▶ _DIRECTION_
Return every entry exactly as written.

[Data excerpts]
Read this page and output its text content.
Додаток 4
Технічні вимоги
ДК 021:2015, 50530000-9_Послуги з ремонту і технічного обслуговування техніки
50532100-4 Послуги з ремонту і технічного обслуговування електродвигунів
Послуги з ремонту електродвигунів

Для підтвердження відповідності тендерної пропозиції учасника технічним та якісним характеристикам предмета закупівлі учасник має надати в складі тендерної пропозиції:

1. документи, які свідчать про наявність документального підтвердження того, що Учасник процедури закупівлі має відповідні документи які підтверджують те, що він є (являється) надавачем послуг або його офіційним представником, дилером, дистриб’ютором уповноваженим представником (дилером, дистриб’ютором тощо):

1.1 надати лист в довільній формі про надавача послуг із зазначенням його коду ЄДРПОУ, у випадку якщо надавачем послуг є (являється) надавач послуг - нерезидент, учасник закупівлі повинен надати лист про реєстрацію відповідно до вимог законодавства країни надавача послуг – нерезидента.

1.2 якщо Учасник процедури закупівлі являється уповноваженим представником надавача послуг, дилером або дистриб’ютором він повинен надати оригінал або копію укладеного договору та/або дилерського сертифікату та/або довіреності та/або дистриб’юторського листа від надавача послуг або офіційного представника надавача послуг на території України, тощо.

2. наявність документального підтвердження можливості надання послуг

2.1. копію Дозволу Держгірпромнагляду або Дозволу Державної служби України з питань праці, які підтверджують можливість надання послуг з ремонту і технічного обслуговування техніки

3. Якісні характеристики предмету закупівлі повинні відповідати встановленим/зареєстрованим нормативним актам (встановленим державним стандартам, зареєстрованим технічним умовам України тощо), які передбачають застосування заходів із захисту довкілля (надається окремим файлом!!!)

▶ _RESULT OF THIS TASK_
Read this page and output its text content.
Додаток 4
Технічні вимоги
ДК 021:2015, 50530000-9_Послуги з ремонту і технічного обслуговування техніки
50532100-4 Послуги з ремонту і технічного обслуговування електродвигунів
Послуги з ремонту електродвигунів

Для підтвердження відповідності тендерної пропозиції учасника технічним та якісним характеристикам предмета закупівлі учасник має надати в складі тендерної пропозиції:

1. документи, які свідчать про наявність документального підтвердження того, що Учасник процедури закупівлі має відповідні документи які підтверджують те, що він є (являється) надавачем послуг або його офіційним представником, дилером, дистриб’ютором уповноваженим представником (дилером, дистриб’ютором тощо):

1.1 надати лист в довільній формі про надавача послуг із зазначенням його коду ЄДРПОУ, у випадку якщо надавачем послуг є (являється) надавач послуг - нерезидент, учасник закупівлі повинен надати лист про реєстрацію відповідно до вимог законодавства країни надавача послуг – нерезидента.

1.2 якщо Учасник процедури закупівлі являється уповноваженим представником надавача послуг, дилером або дистриб’ютором він повинен надати оригінал або копію укладеного договору та/або дилерського сертифікату та/або довіреності та/або дистриб’юторського листа від надавача послуг або офіційного представника надавача послуг на території України, тощо.

2. наявність документального підтвердження можливості надання послуг

2.1. копію Дозволу Держгірпромнагляду або Дозволу Державної служби України з питань праці, які підтверджують можливість надання послуг з ремонту і технічного обслуговування техніки

3. Якісні характеристики предмету закупівлі повинні відповідати встановленим/зареєстрованим нормативним актам (встановленим державним стандартам, зареєстрованим технічним умовам України тощо), які передбачають застосування заходів із захисту довкілля (надається окремим файлом!!!)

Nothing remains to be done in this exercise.